Given data
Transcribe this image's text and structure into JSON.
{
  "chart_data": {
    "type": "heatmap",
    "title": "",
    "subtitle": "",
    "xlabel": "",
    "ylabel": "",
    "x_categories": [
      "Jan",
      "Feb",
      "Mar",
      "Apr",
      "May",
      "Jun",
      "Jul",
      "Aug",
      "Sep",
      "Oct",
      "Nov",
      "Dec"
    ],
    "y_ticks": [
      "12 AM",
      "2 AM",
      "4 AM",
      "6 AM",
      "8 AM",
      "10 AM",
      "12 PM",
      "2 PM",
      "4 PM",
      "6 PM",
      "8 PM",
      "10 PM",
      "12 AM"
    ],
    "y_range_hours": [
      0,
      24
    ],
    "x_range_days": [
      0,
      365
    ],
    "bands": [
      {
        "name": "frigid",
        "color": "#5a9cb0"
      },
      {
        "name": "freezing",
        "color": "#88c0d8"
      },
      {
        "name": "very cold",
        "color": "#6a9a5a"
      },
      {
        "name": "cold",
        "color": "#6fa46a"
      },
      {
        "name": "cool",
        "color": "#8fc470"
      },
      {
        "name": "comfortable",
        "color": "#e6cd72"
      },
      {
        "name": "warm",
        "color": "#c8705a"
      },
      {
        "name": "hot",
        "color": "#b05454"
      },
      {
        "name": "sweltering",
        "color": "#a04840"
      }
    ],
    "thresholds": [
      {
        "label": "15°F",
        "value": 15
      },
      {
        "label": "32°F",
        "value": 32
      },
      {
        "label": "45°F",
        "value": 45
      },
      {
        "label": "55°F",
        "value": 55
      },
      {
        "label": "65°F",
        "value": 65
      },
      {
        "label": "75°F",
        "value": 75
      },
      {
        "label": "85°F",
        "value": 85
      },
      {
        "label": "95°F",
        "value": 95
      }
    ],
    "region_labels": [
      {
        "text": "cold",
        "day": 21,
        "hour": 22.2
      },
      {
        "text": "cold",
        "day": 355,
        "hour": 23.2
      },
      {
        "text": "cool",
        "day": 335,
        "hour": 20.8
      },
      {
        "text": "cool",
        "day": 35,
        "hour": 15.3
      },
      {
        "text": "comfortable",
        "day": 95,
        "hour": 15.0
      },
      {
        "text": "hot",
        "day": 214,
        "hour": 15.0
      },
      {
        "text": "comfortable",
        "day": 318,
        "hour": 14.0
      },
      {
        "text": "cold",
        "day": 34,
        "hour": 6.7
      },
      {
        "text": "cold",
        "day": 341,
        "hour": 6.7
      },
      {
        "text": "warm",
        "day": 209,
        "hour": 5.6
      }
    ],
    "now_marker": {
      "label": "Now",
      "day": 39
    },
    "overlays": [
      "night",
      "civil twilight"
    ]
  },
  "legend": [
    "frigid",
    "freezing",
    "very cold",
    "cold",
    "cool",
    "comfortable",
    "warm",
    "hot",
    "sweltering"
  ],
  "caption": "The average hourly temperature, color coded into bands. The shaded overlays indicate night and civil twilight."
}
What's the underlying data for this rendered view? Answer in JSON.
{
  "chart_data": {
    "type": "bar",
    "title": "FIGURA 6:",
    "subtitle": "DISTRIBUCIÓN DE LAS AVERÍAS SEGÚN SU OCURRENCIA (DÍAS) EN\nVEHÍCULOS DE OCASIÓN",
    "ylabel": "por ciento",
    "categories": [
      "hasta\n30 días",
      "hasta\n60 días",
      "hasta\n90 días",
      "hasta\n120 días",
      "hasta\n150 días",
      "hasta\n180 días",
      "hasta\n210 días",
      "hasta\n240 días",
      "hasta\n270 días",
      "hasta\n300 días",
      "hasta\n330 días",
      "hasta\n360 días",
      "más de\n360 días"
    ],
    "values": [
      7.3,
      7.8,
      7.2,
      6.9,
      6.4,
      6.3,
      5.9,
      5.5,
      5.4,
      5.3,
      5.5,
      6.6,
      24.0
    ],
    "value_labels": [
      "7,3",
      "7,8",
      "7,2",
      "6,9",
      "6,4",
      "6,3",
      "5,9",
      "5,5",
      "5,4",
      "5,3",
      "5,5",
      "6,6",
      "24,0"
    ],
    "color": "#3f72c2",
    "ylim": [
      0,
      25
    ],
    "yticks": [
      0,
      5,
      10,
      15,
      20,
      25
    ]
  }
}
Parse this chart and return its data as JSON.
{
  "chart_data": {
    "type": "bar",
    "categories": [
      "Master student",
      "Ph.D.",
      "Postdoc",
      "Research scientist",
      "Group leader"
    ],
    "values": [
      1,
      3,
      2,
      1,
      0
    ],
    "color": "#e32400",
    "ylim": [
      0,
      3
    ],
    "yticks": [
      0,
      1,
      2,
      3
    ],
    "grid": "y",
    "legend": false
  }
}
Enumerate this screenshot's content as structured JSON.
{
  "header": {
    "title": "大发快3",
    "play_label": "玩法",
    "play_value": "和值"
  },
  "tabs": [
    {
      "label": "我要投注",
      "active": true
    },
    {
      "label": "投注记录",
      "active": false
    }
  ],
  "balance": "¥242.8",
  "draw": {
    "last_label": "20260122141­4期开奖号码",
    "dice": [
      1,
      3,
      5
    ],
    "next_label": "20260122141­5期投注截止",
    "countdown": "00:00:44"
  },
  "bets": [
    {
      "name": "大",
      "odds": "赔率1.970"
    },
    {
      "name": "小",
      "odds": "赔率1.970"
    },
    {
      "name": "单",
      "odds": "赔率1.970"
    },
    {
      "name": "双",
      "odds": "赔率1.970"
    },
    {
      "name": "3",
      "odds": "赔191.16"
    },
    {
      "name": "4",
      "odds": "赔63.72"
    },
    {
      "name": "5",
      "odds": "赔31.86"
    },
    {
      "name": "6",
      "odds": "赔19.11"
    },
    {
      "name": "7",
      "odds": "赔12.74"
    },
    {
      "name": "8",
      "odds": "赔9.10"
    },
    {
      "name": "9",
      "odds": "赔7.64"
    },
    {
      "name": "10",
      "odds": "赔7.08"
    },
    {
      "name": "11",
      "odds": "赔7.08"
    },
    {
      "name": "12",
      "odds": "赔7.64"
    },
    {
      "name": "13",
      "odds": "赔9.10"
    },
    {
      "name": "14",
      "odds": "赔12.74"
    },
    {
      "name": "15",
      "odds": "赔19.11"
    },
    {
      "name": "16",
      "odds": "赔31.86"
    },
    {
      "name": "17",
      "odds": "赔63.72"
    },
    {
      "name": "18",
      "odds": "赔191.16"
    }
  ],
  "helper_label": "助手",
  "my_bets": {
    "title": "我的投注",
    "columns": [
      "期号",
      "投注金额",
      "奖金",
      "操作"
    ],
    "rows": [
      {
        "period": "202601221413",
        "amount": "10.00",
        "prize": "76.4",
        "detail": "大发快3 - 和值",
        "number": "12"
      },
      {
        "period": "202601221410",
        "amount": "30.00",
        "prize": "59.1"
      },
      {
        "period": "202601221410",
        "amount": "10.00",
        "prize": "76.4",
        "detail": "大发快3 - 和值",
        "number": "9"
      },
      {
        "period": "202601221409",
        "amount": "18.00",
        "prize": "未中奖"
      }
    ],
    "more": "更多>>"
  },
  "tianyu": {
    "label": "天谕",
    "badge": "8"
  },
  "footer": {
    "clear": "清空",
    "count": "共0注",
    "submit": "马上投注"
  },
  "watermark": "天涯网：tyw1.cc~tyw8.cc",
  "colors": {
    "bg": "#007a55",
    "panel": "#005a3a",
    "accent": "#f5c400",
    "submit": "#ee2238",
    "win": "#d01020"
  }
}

Requirement
Collect the lines of the records that include the string "comfortable".

Finished task
        "name": "comfortable",
        "text": "comfortable",
        "text": "comfortable",
    "comfortable",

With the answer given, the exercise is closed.